[Stored data]
-=-=-
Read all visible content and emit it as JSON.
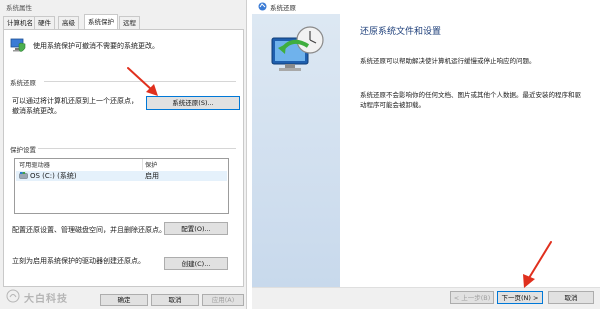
{
  "left_dialog": {
    "title": "系统属性",
    "tabs": [
      "计算机名",
      "硬件",
      "高级",
      "系统保护",
      "远程"
    ],
    "active_tab": 3,
    "intro_text": "使用系统保护可撤消不需要的系统更改。",
    "system_restore": {
      "section_label": "系统还原",
      "description": "可以通过将计算机还原到上一个还原点，撤消系统更改。",
      "button": "系统还原(S)..."
    },
    "protection_settings": {
      "section_label": "保护设置",
      "columns": [
        "可用驱动器",
        "保护"
      ],
      "rows": [
        {
          "drive": "OS (C:) (系统)",
          "protection": "启用"
        }
      ]
    },
    "configure": {
      "description": "配置还原设置、管理磁盘空间，并且删除还原点。",
      "button": "配置(O)..."
    },
    "create": {
      "description": "立刻为启用系统保护的驱动器创建还原点。",
      "button": "创建(C)..."
    },
    "footer": {
      "ok": "确定",
      "cancel": "取消",
      "apply": "应用(A)"
    },
    "watermark": "大白科技"
  },
  "right_dialog": {
    "title": "系统还原",
    "heading": "还原系统文件和设置",
    "para1": "系统还原可以帮助解决使计算机运行缓慢或停止响应的问题。",
    "para2": "系统还原不会影响你的任何文档、图片或其他个人数据。最近安装的程序和驱动程序可能会被卸载。",
    "footer": {
      "back": "< 上一步(B)",
      "next": "下一页(N) >",
      "cancel": "取消"
    }
  },
  "colors": {
    "accent": "#0078d7",
    "arrow": "#e0301e",
    "dialog_bg": "#f0f0f0"
  }
}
-=-=-
> **AIM OF THE TASK**: Reproduce each record above by retyping it exactly; omit all images.

> **THE ANSWER**:
Read all visible content and emit it as JSON.
{
  "left_dialog": {
    "title": "系统属性",
    "tabs": [
      "计算机名",
      "硬件",
      "高级",
      "系统保护",
      "远程"
    ],
    "active_tab": 3,
    "intro_text": "使用系统保护可撤消不需要的系统更改。",
    "system_restore": {
      "section_label": "系统还原",
      "description": "可以通过将计算机还原到上一个还原点，撤消系统更改。",
      "button": "系统还原(S)..."
    },
    "protection_settings": {
      "section_label": "保护设置",
      "columns": [
        "可用驱动器",
        "保护"
      ],
      "rows": [
        {
          "drive": "OS (C:) (系统)",
          "protection": "启用"
        }
      ]
    },
    "configure": {
      "description": "配置还原设置、管理磁盘空间，并且删除还原点。",
      "button": "配置(O)..."
    },
    "create": {
      "description": "立刻为启用系统保护的驱动器创建还原点。",
      "button": "创建(C)..."
    },
    "footer": {
      "ok": "确定",
      "cancel": "取消",
      "apply": "应用(A)"
    },
    "watermark": "大白科技"
  },
  "right_dialog": {
    "title": "系统还原",
    "heading": "还原系统文件和设置",
    "para1": "系统还原可以帮助解决使计算机运行缓慢或停止响应的问题。",
    "para2": "系统还原不会影响你的任何文档、图片或其他个人数据。最近安装的程序和驱动程序可能会被卸载。",
    "footer": {
      "back": "< 上一步(B)",
      "next": "下一页(N) >",
      "cancel": "取消"
    }
  },
  "colors": {
    "accent": "#0078d7",
    "arrow": "#e0301e",
    "dialog_bg": "#f0f0f0"
  }
}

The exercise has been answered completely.